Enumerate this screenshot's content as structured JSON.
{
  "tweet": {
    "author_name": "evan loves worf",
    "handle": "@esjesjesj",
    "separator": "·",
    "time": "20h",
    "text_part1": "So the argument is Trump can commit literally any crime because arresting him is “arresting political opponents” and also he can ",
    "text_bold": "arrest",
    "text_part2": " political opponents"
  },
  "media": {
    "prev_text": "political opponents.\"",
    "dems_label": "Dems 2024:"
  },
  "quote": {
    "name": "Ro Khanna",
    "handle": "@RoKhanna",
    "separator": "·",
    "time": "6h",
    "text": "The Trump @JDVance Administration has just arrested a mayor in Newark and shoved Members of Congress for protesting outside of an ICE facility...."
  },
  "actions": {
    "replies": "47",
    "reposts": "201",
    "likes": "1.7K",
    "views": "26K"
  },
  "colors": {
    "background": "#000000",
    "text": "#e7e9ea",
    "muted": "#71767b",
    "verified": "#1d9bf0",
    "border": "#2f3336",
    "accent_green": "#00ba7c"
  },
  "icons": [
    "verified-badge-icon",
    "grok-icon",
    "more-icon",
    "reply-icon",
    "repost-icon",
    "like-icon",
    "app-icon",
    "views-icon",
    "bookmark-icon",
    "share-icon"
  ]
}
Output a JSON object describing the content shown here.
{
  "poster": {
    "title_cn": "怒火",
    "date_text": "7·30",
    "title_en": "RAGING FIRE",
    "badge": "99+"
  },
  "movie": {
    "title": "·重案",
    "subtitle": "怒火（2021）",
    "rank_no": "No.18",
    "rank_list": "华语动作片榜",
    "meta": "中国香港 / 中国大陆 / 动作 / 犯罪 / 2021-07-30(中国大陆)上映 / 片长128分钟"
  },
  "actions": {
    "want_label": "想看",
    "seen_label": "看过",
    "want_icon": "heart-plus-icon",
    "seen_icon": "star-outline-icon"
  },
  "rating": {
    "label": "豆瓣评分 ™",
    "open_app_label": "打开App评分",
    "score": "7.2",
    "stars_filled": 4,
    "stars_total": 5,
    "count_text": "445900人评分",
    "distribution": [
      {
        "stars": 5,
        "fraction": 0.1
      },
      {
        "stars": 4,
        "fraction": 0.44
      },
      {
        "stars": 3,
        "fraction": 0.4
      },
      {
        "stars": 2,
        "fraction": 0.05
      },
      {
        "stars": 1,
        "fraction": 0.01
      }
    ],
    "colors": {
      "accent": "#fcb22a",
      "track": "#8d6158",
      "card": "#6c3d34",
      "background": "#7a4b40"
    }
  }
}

* * *

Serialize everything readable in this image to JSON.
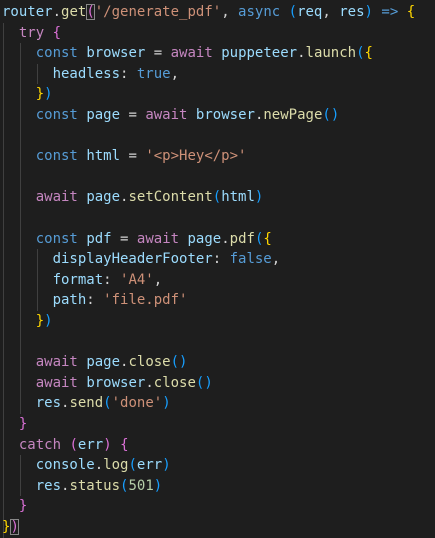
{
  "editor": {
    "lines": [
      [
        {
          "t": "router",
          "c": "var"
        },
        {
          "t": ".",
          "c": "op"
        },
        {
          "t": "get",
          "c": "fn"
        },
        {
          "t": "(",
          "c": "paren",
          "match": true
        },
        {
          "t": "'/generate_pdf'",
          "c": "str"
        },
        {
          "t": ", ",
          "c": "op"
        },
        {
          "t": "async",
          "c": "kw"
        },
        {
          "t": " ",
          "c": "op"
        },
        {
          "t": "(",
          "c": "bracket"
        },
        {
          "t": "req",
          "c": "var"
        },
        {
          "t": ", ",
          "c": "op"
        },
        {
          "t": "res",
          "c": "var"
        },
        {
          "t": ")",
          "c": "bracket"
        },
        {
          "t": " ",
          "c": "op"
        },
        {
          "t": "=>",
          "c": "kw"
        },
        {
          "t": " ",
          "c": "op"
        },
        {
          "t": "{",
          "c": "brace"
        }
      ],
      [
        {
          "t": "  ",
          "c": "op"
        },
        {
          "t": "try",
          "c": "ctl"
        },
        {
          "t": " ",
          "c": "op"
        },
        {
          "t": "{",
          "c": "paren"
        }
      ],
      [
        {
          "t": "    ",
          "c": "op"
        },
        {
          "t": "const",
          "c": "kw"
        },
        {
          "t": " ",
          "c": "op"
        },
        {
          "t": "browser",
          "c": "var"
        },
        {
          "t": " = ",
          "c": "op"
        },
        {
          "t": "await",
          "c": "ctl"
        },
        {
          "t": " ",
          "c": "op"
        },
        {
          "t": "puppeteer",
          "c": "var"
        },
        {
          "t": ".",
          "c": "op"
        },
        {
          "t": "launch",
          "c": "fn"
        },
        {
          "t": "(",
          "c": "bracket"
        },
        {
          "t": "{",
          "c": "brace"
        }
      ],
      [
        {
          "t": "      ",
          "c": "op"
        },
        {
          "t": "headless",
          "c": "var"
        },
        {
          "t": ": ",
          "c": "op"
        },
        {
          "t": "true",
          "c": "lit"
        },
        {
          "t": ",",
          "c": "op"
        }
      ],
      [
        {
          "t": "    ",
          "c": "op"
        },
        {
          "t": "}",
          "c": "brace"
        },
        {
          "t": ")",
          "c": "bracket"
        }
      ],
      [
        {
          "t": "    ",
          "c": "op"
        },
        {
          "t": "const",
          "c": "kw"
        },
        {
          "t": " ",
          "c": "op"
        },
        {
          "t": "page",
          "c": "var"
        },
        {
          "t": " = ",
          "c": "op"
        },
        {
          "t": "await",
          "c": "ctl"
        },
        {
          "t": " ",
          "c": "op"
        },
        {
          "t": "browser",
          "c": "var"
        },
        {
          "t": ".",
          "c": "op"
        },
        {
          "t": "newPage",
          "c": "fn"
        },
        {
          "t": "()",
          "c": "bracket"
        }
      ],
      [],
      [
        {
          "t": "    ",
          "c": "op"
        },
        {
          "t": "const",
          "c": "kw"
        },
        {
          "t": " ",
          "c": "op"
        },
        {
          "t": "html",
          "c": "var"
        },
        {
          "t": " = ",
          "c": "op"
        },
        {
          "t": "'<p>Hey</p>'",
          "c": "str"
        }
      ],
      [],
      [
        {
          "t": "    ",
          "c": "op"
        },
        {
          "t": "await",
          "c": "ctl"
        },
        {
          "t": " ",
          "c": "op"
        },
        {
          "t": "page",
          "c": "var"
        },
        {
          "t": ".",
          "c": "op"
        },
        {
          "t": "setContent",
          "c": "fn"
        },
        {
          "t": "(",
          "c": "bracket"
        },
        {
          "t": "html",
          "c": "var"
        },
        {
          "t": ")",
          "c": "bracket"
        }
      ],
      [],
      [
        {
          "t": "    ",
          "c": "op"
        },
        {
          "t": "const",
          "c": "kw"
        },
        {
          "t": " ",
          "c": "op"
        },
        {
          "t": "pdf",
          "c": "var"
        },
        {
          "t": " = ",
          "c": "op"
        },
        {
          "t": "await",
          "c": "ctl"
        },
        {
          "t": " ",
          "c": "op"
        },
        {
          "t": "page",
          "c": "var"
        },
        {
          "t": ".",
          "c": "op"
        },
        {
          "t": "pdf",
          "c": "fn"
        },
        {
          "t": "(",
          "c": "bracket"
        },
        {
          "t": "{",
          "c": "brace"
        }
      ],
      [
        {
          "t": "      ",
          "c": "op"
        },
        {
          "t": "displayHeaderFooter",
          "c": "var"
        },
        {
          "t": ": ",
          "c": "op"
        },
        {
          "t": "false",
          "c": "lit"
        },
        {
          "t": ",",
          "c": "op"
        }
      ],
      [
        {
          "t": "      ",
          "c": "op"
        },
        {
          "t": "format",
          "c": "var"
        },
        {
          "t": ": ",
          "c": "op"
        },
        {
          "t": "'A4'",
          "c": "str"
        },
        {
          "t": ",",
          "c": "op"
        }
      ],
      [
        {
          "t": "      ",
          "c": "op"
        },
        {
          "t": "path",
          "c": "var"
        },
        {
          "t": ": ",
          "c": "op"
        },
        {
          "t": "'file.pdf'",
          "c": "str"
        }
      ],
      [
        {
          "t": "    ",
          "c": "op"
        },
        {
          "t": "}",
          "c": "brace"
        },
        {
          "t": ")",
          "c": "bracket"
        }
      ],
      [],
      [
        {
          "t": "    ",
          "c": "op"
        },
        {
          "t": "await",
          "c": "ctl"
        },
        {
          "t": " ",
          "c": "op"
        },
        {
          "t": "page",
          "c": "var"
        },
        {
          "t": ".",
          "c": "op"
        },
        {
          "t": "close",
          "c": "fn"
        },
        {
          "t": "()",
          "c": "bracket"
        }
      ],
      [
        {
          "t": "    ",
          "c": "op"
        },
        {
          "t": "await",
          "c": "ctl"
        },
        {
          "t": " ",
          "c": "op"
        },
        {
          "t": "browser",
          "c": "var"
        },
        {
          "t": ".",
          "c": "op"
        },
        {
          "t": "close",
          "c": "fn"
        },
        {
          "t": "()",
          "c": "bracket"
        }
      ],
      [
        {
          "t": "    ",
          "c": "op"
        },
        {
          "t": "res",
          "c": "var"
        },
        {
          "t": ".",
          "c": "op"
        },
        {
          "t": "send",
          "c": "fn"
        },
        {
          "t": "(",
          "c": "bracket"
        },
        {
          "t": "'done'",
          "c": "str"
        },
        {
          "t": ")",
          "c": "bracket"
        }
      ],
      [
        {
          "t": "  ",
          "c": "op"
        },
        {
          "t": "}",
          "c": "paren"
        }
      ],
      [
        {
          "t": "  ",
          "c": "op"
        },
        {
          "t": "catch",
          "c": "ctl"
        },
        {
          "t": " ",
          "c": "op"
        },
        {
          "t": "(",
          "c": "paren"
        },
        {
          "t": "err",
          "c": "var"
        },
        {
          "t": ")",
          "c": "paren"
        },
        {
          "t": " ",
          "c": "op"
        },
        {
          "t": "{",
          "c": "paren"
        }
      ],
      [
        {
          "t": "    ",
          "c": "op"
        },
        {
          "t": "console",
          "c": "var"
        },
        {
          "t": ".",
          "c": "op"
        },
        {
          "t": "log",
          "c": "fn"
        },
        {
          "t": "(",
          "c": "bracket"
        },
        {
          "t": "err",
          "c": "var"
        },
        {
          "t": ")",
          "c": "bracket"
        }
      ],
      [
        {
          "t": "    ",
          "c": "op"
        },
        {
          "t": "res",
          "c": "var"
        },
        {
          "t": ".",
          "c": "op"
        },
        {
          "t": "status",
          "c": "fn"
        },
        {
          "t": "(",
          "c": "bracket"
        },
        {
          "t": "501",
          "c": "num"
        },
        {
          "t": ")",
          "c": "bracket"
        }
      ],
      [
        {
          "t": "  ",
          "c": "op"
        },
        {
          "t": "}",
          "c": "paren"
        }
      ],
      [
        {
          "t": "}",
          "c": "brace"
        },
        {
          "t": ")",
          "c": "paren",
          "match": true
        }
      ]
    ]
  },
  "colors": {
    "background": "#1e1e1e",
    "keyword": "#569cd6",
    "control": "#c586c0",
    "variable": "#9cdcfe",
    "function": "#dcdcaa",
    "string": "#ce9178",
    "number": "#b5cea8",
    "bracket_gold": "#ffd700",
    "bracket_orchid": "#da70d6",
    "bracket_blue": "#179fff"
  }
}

= STATED EXERCISE =
Provide only the count of lines in the material above that hold the word "background".

= WRITTEN ANSWER =
3